◆ **本文抜粋**:
-- -- --

リナーシェとヴィゴレー
リナーシェ自身が「完全なる政略結婚」と言っているように、誰がどう見ても政略結婚であることに疑いの余地はありません。
「歌姫の絶望」のストーリー冒頭で、ジュレド王国へ招かれて、育みの歌を披露するシーンがあります。枯れそうだった作物が次々に活気を取り戻し、力強く実るのですが、このシーンで国王ヴィゴレーも、随行している王弟カルーモも、その結果を見て驚嘆しています。純粋なカルーモからは、素直な驚きと敬愛が見て取れるのですが、ヴィゴレーはその悪人顔から、ちょっと何を考えているのかわかりづらい、どこか裏があるように見える部分もあります。
そしてリナーシェも、表面上はニコニコしていますが、かなりしたたかな面があることは、Ver.6.0で利用されたこともある、わたしたち主人公はよく知っているはずです。

-- -- --

◆ **提供情報**:

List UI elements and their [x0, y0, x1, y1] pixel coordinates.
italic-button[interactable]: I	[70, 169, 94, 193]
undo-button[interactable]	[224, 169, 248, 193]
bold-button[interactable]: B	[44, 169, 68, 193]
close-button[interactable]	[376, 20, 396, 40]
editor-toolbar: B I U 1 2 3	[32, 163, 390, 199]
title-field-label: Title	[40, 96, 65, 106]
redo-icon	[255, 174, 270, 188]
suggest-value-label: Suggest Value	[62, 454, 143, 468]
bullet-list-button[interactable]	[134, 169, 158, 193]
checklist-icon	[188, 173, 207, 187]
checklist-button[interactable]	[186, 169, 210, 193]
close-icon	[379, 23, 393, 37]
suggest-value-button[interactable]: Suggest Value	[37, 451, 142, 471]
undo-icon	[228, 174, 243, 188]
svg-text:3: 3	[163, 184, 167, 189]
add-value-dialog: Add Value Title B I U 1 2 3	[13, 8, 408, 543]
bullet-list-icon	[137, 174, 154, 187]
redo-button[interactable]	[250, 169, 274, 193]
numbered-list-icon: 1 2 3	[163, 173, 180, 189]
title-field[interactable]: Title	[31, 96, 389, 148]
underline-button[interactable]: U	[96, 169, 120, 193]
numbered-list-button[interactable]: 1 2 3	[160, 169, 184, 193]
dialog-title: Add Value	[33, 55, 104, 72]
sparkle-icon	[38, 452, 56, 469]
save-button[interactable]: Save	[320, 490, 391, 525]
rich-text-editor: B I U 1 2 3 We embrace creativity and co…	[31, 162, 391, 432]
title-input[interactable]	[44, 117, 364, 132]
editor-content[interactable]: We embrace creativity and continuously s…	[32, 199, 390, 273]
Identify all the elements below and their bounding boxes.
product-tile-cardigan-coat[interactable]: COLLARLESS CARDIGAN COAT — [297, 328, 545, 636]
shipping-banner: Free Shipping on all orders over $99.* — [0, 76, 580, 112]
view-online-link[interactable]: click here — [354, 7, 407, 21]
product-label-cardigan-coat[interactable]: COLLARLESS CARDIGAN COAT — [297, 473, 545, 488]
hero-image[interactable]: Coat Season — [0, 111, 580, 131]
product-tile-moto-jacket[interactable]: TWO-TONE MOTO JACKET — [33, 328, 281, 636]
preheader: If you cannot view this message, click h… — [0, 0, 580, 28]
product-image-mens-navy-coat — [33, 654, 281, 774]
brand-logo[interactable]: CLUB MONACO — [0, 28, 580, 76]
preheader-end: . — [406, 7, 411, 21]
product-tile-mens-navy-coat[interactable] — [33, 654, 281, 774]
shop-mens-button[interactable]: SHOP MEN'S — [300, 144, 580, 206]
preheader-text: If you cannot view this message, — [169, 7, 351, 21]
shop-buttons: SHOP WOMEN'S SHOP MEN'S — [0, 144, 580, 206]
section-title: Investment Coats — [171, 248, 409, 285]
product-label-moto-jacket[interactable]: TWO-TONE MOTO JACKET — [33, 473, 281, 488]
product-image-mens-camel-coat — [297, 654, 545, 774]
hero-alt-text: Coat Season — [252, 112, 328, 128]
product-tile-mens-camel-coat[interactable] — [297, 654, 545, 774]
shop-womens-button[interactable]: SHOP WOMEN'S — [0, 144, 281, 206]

-- -- --

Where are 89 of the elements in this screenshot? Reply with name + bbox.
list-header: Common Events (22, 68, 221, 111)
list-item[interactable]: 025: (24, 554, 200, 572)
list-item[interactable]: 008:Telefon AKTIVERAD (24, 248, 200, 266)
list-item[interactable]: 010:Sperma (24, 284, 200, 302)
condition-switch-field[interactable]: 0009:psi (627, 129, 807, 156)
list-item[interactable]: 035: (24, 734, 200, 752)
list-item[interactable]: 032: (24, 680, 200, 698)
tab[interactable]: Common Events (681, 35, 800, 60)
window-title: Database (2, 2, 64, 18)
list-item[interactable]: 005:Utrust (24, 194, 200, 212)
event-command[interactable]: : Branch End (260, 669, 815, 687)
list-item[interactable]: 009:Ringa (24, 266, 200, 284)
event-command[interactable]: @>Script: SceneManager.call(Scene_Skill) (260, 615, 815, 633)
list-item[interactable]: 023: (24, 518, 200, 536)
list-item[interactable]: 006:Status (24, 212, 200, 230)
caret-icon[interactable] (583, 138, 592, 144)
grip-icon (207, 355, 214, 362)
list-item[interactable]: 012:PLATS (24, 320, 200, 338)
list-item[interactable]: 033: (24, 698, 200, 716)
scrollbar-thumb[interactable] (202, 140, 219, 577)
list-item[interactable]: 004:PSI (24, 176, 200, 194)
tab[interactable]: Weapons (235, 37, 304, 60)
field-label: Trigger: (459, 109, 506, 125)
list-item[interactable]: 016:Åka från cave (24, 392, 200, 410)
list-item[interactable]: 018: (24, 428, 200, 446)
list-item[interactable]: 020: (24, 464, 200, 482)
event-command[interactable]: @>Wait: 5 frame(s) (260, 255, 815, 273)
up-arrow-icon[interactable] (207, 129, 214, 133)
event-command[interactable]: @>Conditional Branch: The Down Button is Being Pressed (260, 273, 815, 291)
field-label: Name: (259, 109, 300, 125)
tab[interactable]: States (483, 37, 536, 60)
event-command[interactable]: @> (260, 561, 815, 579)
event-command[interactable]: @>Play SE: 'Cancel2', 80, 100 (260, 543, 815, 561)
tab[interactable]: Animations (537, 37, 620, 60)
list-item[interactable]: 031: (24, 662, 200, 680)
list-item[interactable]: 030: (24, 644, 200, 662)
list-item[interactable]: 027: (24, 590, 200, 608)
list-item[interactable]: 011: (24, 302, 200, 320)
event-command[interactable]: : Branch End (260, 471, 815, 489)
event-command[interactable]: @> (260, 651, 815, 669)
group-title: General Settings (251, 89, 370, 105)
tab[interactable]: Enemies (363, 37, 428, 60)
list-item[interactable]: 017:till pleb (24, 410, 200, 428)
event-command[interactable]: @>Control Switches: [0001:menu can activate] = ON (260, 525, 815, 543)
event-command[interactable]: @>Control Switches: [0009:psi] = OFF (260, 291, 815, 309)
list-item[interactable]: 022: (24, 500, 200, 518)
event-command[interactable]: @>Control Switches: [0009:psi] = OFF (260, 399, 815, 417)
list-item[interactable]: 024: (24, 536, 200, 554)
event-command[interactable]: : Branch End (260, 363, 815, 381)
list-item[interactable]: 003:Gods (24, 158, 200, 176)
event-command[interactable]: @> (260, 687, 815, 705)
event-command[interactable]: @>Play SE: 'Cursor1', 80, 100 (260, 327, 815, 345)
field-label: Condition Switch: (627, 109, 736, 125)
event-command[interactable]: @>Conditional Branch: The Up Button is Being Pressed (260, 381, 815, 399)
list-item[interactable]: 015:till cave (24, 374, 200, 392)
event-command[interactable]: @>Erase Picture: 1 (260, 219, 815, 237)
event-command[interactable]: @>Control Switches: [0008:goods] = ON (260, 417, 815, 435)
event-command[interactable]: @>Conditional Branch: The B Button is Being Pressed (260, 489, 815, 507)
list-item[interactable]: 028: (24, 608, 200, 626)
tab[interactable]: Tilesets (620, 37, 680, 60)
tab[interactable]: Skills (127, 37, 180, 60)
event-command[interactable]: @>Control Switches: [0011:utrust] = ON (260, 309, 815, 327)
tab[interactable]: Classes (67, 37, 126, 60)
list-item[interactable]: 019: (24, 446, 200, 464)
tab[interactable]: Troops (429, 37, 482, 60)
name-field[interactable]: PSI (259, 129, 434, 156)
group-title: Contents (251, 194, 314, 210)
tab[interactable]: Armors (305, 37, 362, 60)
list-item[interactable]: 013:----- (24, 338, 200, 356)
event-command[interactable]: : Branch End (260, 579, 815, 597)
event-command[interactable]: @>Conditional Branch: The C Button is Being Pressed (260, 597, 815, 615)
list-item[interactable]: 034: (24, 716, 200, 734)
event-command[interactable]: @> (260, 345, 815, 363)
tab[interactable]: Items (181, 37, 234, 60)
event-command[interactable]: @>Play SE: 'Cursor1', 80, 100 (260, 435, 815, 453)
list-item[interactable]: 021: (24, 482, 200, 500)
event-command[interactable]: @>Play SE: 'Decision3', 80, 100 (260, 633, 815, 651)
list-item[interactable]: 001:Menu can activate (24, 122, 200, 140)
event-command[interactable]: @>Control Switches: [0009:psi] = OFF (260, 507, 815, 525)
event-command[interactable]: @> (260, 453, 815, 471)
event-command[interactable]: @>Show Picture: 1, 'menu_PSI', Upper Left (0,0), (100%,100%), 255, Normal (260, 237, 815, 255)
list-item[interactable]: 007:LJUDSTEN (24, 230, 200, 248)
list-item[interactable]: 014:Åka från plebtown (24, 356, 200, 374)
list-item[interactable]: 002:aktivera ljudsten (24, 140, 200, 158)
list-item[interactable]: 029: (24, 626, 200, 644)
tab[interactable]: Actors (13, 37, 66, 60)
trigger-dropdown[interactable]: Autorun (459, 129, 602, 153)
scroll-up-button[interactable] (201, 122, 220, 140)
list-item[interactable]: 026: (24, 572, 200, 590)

-- -- --

◆ **課題**: 本文によると、ジュレド王国で育みの歌が披露された場面で国王ヴィゴレーに随行していたのは誰ですか。 項目は本文とは別の資料です。

◆ **解答**: 王弟カルーモです。